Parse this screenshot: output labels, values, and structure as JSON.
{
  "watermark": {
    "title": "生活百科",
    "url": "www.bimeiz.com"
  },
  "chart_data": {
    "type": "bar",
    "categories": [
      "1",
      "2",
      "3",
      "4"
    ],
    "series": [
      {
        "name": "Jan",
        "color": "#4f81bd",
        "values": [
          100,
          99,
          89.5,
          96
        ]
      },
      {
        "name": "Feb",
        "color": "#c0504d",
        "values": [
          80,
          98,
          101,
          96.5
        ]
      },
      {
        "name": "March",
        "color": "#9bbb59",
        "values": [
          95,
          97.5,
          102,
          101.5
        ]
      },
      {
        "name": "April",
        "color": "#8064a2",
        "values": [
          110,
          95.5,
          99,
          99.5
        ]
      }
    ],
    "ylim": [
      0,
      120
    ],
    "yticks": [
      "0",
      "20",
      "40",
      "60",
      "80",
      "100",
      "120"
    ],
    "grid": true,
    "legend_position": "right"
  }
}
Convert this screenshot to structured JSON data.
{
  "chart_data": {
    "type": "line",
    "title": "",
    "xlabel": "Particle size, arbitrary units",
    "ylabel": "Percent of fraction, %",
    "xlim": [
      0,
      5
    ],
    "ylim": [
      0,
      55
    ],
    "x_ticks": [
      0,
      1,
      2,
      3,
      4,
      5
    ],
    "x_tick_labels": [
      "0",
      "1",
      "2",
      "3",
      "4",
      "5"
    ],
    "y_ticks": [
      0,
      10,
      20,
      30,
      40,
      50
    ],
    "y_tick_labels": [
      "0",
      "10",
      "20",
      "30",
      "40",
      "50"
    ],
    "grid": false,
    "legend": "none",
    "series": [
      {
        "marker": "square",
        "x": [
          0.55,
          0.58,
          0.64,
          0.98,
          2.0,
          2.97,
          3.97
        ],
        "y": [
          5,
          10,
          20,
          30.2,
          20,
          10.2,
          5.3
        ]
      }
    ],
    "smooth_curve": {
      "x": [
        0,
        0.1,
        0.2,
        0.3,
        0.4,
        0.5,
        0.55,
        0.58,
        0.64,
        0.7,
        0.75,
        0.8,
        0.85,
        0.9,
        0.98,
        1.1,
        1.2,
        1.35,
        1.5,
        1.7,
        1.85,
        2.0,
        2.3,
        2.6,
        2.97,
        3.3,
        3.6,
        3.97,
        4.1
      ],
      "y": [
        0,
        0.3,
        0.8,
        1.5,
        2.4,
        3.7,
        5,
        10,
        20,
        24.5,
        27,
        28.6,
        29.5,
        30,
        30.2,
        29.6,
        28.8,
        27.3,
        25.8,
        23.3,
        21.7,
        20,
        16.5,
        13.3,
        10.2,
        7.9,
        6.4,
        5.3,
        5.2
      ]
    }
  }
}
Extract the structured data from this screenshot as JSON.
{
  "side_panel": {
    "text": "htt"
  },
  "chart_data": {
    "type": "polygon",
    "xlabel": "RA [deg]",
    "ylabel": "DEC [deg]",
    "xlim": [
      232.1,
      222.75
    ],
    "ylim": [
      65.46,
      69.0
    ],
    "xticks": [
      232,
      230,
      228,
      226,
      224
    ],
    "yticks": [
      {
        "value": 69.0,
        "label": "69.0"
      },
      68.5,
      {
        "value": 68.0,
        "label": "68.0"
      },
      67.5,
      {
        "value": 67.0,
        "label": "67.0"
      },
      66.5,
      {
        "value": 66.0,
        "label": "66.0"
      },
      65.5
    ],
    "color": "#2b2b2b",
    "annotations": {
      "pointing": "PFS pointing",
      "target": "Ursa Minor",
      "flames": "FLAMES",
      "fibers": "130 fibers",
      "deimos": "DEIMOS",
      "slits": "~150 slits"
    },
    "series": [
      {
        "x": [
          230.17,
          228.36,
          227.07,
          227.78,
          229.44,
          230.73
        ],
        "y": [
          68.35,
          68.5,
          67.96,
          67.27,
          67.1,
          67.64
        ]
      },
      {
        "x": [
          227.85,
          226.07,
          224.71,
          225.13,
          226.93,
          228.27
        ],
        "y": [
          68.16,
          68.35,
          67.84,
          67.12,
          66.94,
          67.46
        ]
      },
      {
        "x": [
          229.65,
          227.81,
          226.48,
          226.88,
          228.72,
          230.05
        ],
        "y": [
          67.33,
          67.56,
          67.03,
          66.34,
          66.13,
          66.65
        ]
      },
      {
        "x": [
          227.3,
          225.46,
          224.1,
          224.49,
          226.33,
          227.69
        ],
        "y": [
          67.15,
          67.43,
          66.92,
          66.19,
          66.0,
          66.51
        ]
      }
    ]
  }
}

▶ _THE REQUEST_: Output the lines above verbatim and in full.

▶ _RESPONSE TO THIS TASK_:
Parse this screenshot: output labels, values, and structure as JSON.
{
  "watermark": {
    "title": "生活百科",
    "url": "www.bimeiz.com"
  },
  "chart_data": {
    "type": "bar",
    "categories": [
      "1",
      "2",
      "3",
      "4"
    ],
    "series": [
      {
        "name": "Jan",
        "color": "#4f81bd",
        "values": [
          100,
          99,
          89.5,
          96
        ]
      },
      {
        "name": "Feb",
        "color": "#c0504d",
        "values": [
          80,
          98,
          101,
          96.5
        ]
      },
      {
        "name": "March",
        "color": "#9bbb59",
        "values": [
          95,
          97.5,
          102,
          101.5
        ]
      },
      {
        "name": "April",
        "color": "#8064a2",
        "values": [
          110,
          95.5,
          99,
          99.5
        ]
      }
    ],
    "ylim": [
      0,
      120
    ],
    "yticks": [
      "0",
      "20",
      "40",
      "60",
      "80",
      "100",
      "120"
    ],
    "grid": true,
    "legend_position": "right"
  }
}
Convert this screenshot to structured JSON data.
{
  "chart_data": {
    "type": "line",
    "title": "",
    "xlabel": "Particle size, arbitrary units",
    "ylabel": "Percent of fraction, %",
    "xlim": [
      0,
      5
    ],
    "ylim": [
      0,
      55
    ],
    "x_ticks": [
      0,
      1,
      2,
      3,
      4,
      5
    ],
    "x_tick_labels": [
      "0",
      "1",
      "2",
      "3",
      "4",
      "5"
    ],
    "y_ticks": [
      0,
      10,
      20,
      30,
      40,
      50
    ],
    "y_tick_labels": [
      "0",
      "10",
      "20",
      "30",
      "40",
      "50"
    ],
    "grid": false,
    "legend": "none",
    "series": [
      {
        "marker": "square",
        "x": [
          0.55,
          0.58,
          0.64,
          0.98,
          2.0,
          2.97,
          3.97
        ],
        "y": [
          5,
          10,
          20,
          30.2,
          20,
          10.2,
          5.3
        ]
      }
    ],
    "smooth_curve": {
      "x": [
        0,
        0.1,
        0.2,
        0.3,
        0.4,
        0.5,
        0.55,
        0.58,
        0.64,
        0.7,
        0.75,
        0.8,
        0.85,
        0.9,
        0.98,
        1.1,
        1.2,
        1.35,
        1.5,
        1.7,
        1.85,
        2.0,
        2.3,
        2.6,
        2.97,
        3.3,
        3.6,
        3.97,
        4.1
      ],
      "y": [
        0,
        0.3,
        0.8,
        1.5,
        2.4,
        3.7,
        5,
        10,
        20,
        24.5,
        27,
        28.6,
        29.5,
        30,
        30.2,
        29.6,
        28.8,
        27.3,
        25.8,
        23.3,
        21.7,
        20,
        16.5,
        13.3,
        10.2,
        7.9,
        6.4,
        5.3,
        5.2
      ]
    }
  }
}
Extract the structured data from this screenshot as JSON.
{
  "side_panel": {
    "text": "htt"
  },
  "chart_data": {
    "type": "polygon",
    "xlabel": "RA [deg]",
    "ylabel": "DEC [deg]",
    "xlim": [
      232.1,
      222.75
    ],
    "ylim": [
      65.46,
      69.0
    ],
    "xticks": [
      232,
      230,
      228,
      226,
      224
    ],
    "yticks": [
      {
        "value": 69.0,
        "label": "69.0"
      },
      68.5,
      {
        "value": 68.0,
        "label": "68.0"
      },
      67.5,
      {
        "value": 67.0,
        "label": "67.0"
      },
      66.5,
      {
        "value": 66.0,
        "label": "66.0"
      },
      65.5
    ],
    "color": "#2b2b2b",
    "annotations": {
      "pointing": "PFS pointing",
      "target": "Ursa Minor",
      "flames": "FLAMES",
      "fibers": "130 fibers",
      "deimos": "DEIMOS",
      "slits": "~150 slits"
    },
    "series": [
      {
        "x": [
          230.17,
          228.36,
          227.07,
          227.78,
          229.44,
          230.73
        ],
        "y": [
          68.35,
          68.5,
          67.96,
          67.27,
          67.1,
          67.64
        ]
      },
      {
        "x": [
          227.85,
          226.07,
          224.71,
          225.13,
          226.93,
          228.27
        ],
        "y": [
          68.16,
          68.35,
          67.84,
          67.12,
          66.94,
          67.46
        ]
      },
      {
        "x": [
          229.65,
          227.81,
          226.48,
          226.88,
          228.72,
          230.05
        ],
        "y": [
          67.33,
          67.56,
          67.03,
          66.34,
          66.13,
          66.65
        ]
      },
      {
        "x": [
          227.3,
          225.46,
          224.1,
          224.49,
          226.33,
          227.69
        ],
        "y": [
          67.15,
          67.43,
          66.92,
          66.19,
          66.0,
          66.51
        ]
      }
    ]
  }
}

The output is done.